◆ The data ◆
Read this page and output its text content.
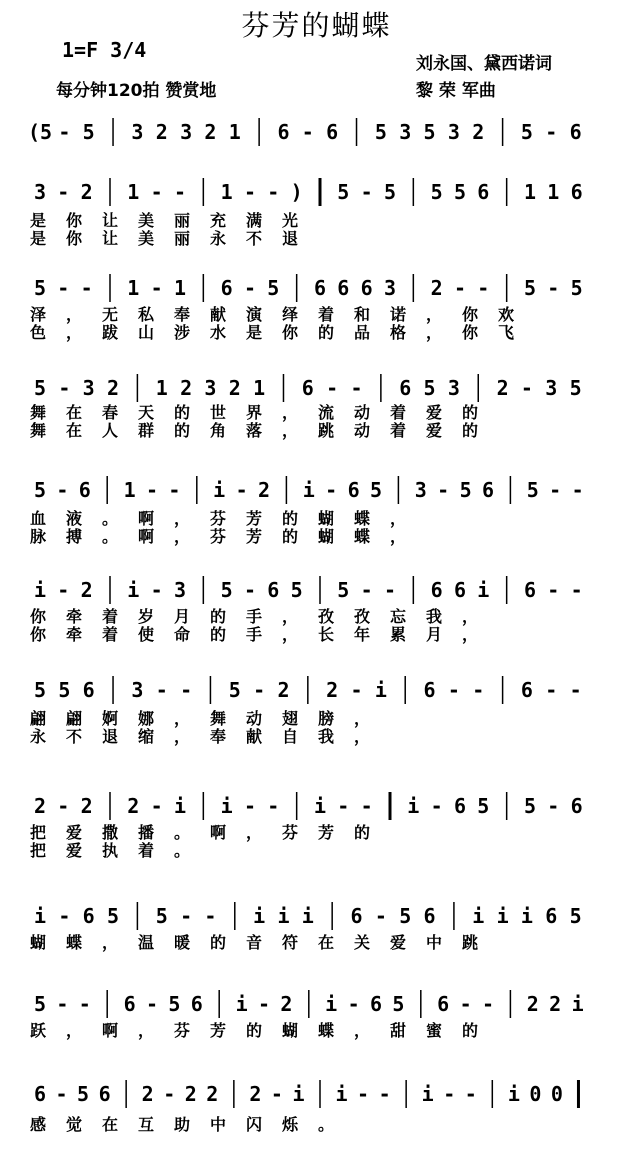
芬芳的蝴蝶
1=F 3/4
每分钟120拍 赞赏地
刘永国、黛西诺词
黎 荣 军曲
(5 - 5 3 2 3 2 1 6 - 6 5 3 5 3 2 5 - 6
3 - 2 1 - - 1 - - ) 5 - 5 5 5 6 1 1 6
是你让美丽充满光
是你让美丽永不退
5 - - 1 - 1 6 - 5 6 6 6 3 2 - - 5 - 5
泽，无私奉献演绎着和诺，你欢
色，跋山涉水是你的品格，你飞
5 - 3 2 1 2 3 2 1 6 - - 6 5 3 2 - 3 5
舞在春天的世界，流动着爱的
舞在人群的角落，跳动着爱的
5 - 6 1 - - i - 2 i - 6 5 3 - 5 6 5 - -
血液。啊，芬芳的蝴蝶，
脉搏。啊，芬芳的蝴蝶，
i - 2 i - 3 5 - 6 5 5 - - 6 6 i 6 - -
你牵着岁月的手，孜孜忘我，
你牵着使命的手，长年累月，
5 5 6 3 - - 5 - 2 2 - i 6 - - 6 - -
翩翩婀娜，舞动翅膀，
永不退缩，奉献自我，
2 - 2 2 - i i - - i - - i - 6 5 5 - 6
把爱撒播。啊，芬芳的
把爱执着。
i - 6 5 5 - - i i i 6 - 5 6 i i i 6 5
蝴蝶，温暖的音符在关爱中跳
5 - - 6 - 5 6 i - 2 i - 6 5 6 - - 2 2 i
跃，啊，芬芳的蝴蝶，甜蜜的
6 - 5 6 2 - 2 2 2 - i i - - i - - i 0 0
感觉在互助中闪烁。
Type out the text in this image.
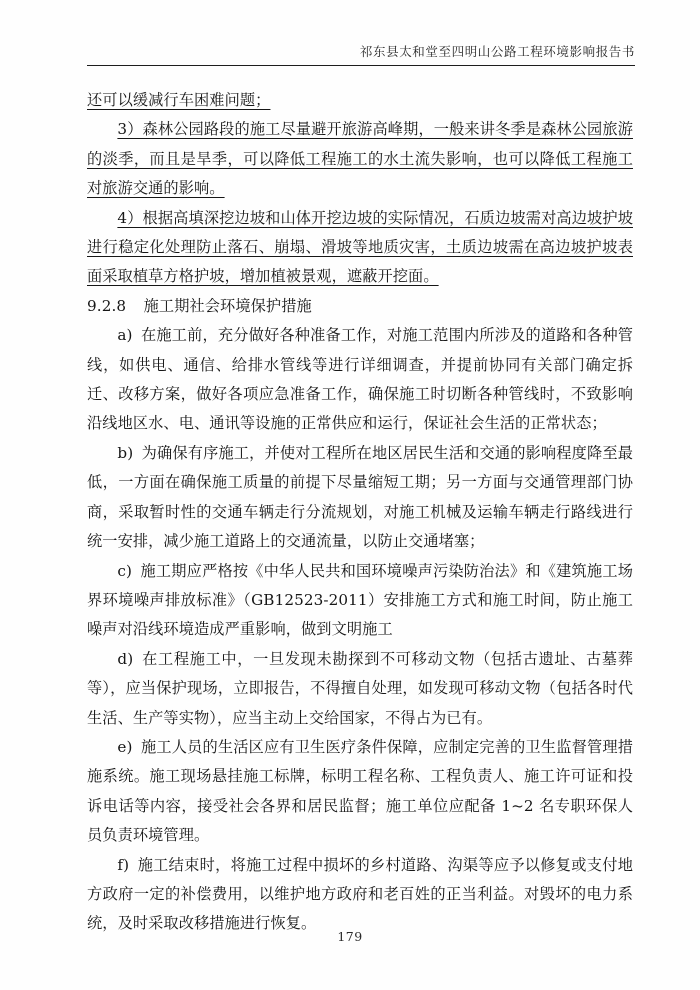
祁东县太和堂至四明山公路工程环境影响报告书

还可以缓减行车困难问题；

3）森林公园路段的施工尽量避开旅游高峰期，一般来讲冬季是森林公园旅游的淡季，而且是旱季，可以降低工程施工的水土流失影响，也可以降低工程施工对旅游交通的影响。

4）根据高填深挖边坡和山体开挖边坡的实际情况，石质边坡需对高边坡护坡进行稳定化处理防止落石、崩塌、滑坡等地质灾害，土质边坡需在高边坡护坡表面采取植草方格护坡，增加植被景观，遮蔽开挖面。

9.2.8 施工期社会环境保护措施

a) 在施工前，充分做好各种准备工作，对施工范围内所涉及的道路和各种管线，如供电、通信、给排水管线等进行详细调查，并提前协同有关部门确定拆迁、改移方案，做好各项应急准备工作，确保施工时切断各种管线时，不致影响沿线地区水、电、通讯等设施的正常供应和运行，保证社会生活的正常状态；

b) 为确保有序施工，并使对工程所在地区居民生活和交通的影响程度降至最低，一方面在确保施工质量的前提下尽量缩短工期；另一方面与交通管理部门协商，采取暂时性的交通车辆走行分流规划，对施工机械及运输车辆走行路线进行统一安排，减少施工道路上的交通流量，以防止交通堵塞；

c) 施工期应严格按《中华人民共和国环境噪声污染防治法》和《建筑施工场界环境噪声排放标准》（GB12523-2011）安排施工方式和施工时间，防止施工噪声对沿线环境造成严重影响，做到文明施工

d) 在工程施工中，一旦发现未勘探到不可移动文物（包括古遗址、古墓葬等），应当保护现场，立即报告，不得擅自处理，如发现可移动文物（包括各时代生活、生产等实物），应当主动上交给国家，不得占为已有。

e) 施工人员的生活区应有卫生医疗条件保障，应制定完善的卫生监督管理措施系统。施工现场悬挂施工标牌，标明工程名称、工程负责人、施工许可证和投诉电话等内容，接受社会各界和居民监督；施工单位应配备 1~2 名专职环保人员负责环境管理。

f) 施工结束时，将施工过程中损坏的乡村道路、沟渠等应予以修复或支付地方政府一定的补偿费用，以维护地方政府和老百姓的正当利益。对毁坏的电力系统，及时采取改移措施进行恢复。

179
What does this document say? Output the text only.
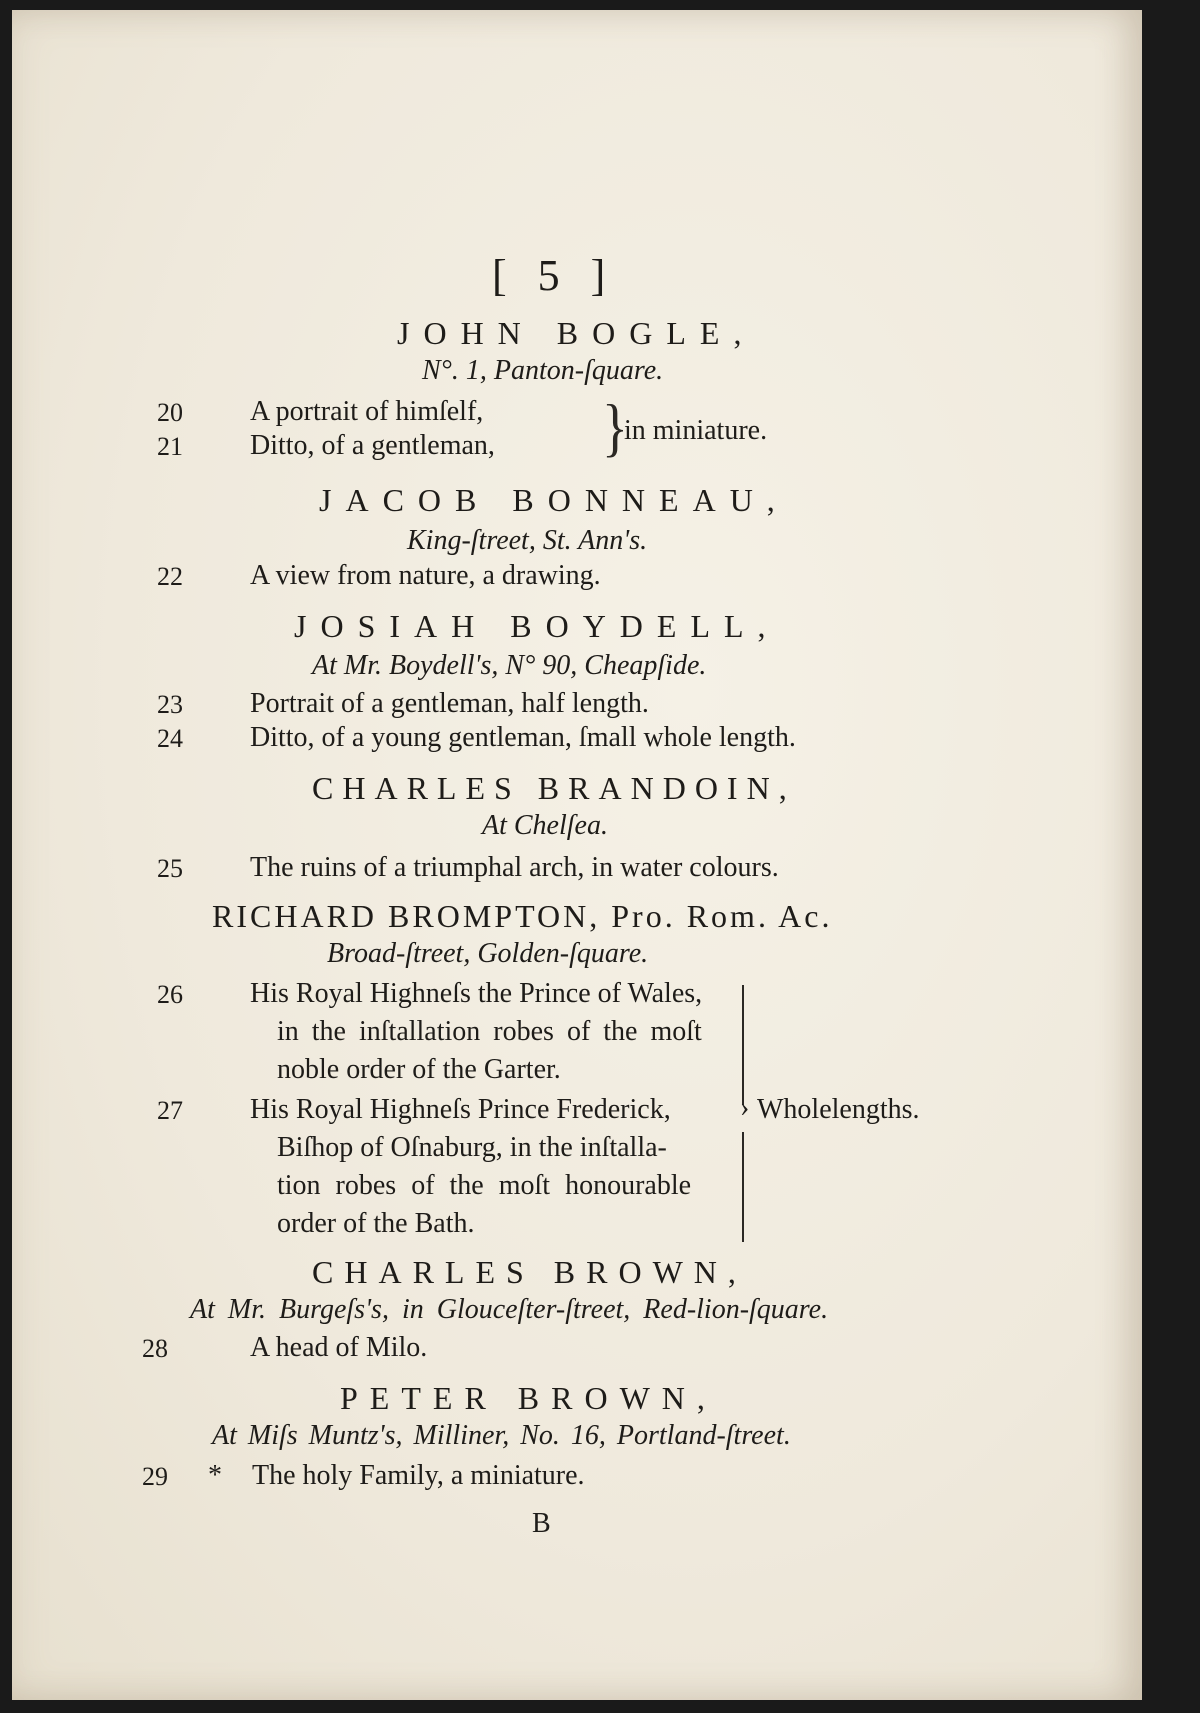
[ 5 ]
JOHN BOGLE,
N°. 1, Panton-ſquare.
20 A portrait of himſelf,
21 Ditto, of a gentleman, }
in miniature.
JACOB BONNEAU,
King-ſtreet, St. Ann's.
22 A view from nature, a drawing.
JOSIAH BOYDELL,
At Mr. Boydell's, N° 90, Cheapſide.
23 Portrait of a gentleman, half length.
24 Ditto, of a young gentleman, ſmall whole length.
CHARLES BRANDOIN,
At Chelſea.
25 The ruins of a triumphal arch, in water colours.
RICHARD BROMPTON, Pro. Rom. Ac.
Broad-ſtreet, Golden-ſquare.
26 His Royal Highneſs the Prince of Wales,
in the inſtallation robes of the moſt
noble order of the Garter.
27 His Royal Highneſs Prince Frederick,
Biſhop of Oſnaburg, in the inſtalla-
tion robes of the moſt honourable
order of the Bath.
› Wholelengths.
CHARLES BROWN,
At Mr. Burgeſs's, in Glouceſter-ſtreet, Red-lion-ſquare.
28	A head of Milo.
PETER BROWN,
At Miſs Muntz's, Milliner, No. 16, Portland-ſtreet.
29 * The holy Family, a miniature.
B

◆ Goal ◆
Read the lines above. Gather those in which the string "ſquare" is found.

◆ Finished task ◆
N°. 1, Panton-ſquare.
Broad-ſtreet, Golden-ſquare.
At Mr. Burgeſs's, in Glouceſter-ſtreet, Red-lion-ſquare.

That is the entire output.